Exercise brief
Find how many lines contain "function" and state only that number.
--- Dataset records ---
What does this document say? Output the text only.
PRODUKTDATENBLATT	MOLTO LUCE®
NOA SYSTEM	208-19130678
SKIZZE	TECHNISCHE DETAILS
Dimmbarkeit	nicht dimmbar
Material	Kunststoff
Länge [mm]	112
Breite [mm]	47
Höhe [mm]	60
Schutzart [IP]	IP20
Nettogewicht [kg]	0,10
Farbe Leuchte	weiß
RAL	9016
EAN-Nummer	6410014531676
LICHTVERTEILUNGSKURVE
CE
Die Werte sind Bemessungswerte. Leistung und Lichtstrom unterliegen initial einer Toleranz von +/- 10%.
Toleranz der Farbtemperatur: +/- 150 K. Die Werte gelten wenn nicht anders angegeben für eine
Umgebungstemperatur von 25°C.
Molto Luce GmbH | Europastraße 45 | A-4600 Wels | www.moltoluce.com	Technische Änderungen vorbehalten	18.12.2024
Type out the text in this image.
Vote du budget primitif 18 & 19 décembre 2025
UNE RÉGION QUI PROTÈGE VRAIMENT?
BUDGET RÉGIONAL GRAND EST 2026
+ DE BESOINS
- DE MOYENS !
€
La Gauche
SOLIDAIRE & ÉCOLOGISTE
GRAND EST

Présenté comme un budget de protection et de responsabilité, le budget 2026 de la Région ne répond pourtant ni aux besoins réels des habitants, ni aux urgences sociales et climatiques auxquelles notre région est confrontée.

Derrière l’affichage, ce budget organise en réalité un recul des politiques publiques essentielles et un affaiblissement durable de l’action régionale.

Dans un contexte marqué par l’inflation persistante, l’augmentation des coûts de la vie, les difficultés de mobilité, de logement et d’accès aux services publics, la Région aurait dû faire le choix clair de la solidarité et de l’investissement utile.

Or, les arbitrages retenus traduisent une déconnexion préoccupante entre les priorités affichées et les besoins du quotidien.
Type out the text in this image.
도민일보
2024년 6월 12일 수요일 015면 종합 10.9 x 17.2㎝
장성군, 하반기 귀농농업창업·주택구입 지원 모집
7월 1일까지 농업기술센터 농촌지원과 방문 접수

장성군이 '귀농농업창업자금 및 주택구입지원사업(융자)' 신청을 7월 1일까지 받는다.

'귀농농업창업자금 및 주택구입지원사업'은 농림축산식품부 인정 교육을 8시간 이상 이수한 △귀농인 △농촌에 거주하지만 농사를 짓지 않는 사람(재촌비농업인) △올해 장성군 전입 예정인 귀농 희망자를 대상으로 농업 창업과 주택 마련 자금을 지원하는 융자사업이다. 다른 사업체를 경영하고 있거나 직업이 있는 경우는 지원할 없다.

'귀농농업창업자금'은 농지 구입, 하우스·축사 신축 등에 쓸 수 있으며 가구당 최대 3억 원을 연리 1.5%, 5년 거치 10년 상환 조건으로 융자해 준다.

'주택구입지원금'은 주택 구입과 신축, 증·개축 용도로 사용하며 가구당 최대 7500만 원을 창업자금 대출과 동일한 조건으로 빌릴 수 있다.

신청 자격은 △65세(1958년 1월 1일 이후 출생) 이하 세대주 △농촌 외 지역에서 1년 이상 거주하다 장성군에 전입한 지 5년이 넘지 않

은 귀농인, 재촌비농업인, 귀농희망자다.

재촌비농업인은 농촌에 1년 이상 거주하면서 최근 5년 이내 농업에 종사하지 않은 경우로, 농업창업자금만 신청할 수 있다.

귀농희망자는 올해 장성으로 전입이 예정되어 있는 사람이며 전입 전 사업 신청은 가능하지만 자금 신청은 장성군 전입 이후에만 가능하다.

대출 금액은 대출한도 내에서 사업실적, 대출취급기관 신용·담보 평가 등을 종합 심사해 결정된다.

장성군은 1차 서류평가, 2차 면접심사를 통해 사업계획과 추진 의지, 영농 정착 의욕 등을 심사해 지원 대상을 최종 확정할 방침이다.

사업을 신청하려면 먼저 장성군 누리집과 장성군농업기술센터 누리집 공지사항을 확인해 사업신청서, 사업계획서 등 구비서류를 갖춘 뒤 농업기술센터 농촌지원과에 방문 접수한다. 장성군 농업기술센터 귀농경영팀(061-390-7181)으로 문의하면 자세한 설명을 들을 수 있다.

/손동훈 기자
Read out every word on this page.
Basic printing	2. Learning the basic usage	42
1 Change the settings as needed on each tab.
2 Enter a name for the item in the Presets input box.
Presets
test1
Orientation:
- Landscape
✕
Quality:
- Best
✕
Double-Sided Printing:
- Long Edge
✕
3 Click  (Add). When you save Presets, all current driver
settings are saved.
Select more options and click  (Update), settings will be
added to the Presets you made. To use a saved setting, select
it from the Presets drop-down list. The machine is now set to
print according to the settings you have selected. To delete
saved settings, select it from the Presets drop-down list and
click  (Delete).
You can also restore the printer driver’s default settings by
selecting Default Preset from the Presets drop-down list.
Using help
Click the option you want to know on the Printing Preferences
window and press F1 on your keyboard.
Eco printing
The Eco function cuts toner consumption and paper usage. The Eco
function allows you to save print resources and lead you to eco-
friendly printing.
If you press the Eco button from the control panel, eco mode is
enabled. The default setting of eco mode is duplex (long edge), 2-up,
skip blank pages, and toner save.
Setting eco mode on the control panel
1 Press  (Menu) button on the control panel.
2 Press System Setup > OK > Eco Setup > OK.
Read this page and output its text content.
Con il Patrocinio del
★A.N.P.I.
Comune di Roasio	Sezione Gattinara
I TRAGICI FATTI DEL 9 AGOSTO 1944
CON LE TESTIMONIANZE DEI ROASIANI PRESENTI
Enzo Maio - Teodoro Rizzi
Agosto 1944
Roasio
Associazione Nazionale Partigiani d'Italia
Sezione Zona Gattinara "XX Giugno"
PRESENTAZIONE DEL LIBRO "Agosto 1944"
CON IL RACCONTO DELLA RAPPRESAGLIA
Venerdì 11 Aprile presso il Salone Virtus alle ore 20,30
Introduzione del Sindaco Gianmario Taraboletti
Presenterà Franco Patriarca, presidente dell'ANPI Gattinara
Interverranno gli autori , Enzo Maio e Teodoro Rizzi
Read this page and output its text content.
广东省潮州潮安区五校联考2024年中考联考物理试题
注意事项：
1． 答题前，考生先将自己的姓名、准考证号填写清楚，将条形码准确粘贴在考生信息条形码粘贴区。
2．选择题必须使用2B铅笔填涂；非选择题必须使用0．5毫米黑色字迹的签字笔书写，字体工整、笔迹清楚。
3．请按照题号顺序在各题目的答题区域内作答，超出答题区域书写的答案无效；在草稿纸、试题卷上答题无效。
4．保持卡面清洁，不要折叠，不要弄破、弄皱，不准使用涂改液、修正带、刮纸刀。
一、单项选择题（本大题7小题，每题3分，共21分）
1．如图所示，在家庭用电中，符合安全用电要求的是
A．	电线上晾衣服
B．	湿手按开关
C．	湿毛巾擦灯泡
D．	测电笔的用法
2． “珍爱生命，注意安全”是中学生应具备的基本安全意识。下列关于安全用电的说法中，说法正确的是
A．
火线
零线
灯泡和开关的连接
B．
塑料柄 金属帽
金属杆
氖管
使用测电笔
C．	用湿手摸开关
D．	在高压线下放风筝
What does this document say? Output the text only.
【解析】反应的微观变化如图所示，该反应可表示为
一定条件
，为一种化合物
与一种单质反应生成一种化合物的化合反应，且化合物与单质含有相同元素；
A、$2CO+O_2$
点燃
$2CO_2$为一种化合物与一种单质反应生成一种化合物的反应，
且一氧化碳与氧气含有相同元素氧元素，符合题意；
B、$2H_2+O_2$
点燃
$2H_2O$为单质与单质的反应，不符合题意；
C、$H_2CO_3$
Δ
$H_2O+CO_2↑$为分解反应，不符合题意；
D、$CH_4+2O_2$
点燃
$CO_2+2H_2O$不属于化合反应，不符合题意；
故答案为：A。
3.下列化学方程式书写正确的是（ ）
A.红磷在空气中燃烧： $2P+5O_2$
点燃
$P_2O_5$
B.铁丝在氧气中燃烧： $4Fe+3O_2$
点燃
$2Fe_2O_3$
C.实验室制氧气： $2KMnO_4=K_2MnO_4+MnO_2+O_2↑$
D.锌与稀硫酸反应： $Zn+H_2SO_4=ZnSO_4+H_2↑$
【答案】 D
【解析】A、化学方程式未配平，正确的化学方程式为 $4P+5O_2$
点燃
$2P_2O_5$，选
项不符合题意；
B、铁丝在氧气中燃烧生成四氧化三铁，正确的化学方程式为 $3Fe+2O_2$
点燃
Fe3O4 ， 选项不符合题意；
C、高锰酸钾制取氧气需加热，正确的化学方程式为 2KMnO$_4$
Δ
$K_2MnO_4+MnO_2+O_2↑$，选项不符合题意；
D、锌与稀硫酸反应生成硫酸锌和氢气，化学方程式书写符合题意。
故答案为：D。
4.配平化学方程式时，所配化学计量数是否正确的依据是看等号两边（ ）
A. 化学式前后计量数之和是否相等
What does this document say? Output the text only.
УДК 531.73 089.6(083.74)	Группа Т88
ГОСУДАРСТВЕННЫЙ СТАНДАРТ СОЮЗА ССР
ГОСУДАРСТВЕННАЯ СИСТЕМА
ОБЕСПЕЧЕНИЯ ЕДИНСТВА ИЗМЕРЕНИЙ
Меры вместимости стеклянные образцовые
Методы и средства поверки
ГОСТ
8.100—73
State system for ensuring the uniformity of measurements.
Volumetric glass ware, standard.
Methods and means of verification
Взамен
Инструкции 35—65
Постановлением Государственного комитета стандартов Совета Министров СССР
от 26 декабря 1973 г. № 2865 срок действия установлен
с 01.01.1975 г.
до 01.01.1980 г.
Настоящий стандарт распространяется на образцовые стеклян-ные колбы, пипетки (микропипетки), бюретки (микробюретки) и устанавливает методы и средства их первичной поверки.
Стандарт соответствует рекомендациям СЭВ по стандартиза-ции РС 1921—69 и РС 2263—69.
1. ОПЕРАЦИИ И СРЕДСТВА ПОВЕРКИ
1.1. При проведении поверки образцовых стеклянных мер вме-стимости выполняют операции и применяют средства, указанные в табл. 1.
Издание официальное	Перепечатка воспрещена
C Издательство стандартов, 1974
---
Exercise output
2